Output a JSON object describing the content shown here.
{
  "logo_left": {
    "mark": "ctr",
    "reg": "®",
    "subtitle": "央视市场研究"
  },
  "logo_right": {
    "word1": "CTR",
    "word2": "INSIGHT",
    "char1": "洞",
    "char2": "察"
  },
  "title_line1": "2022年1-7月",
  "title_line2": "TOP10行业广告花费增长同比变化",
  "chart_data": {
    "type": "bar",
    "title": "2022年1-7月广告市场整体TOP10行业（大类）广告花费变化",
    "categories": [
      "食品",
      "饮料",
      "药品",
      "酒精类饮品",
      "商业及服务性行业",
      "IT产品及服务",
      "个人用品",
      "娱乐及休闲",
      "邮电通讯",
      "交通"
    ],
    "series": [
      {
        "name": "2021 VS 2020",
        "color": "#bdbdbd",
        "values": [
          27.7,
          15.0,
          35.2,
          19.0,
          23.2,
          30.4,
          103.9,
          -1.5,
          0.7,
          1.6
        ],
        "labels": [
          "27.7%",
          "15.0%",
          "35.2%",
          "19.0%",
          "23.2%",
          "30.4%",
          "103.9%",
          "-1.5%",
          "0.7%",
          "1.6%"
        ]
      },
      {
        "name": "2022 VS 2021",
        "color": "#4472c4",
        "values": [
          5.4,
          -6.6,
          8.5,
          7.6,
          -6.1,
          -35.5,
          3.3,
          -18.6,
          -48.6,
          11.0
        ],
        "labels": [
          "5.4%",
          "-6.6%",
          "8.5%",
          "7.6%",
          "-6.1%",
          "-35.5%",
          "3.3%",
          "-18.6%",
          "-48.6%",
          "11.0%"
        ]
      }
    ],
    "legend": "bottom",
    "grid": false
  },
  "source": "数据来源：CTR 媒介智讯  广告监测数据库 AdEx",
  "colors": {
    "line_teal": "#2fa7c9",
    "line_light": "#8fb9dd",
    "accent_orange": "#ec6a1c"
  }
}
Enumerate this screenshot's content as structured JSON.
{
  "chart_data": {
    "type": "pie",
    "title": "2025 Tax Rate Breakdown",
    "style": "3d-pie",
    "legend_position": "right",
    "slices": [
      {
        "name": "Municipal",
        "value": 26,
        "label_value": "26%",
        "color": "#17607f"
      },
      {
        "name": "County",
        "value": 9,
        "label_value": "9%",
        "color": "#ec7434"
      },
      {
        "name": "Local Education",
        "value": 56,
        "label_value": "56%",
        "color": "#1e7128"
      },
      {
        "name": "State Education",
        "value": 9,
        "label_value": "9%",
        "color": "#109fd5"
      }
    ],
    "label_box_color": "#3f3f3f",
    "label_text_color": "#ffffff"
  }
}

Exercise prompt:
Copy all lines above containing the string "JSON".

Complete answer:
Output a JSON object describing the content shown here.
Enumerate this screenshot's content as structured JSON.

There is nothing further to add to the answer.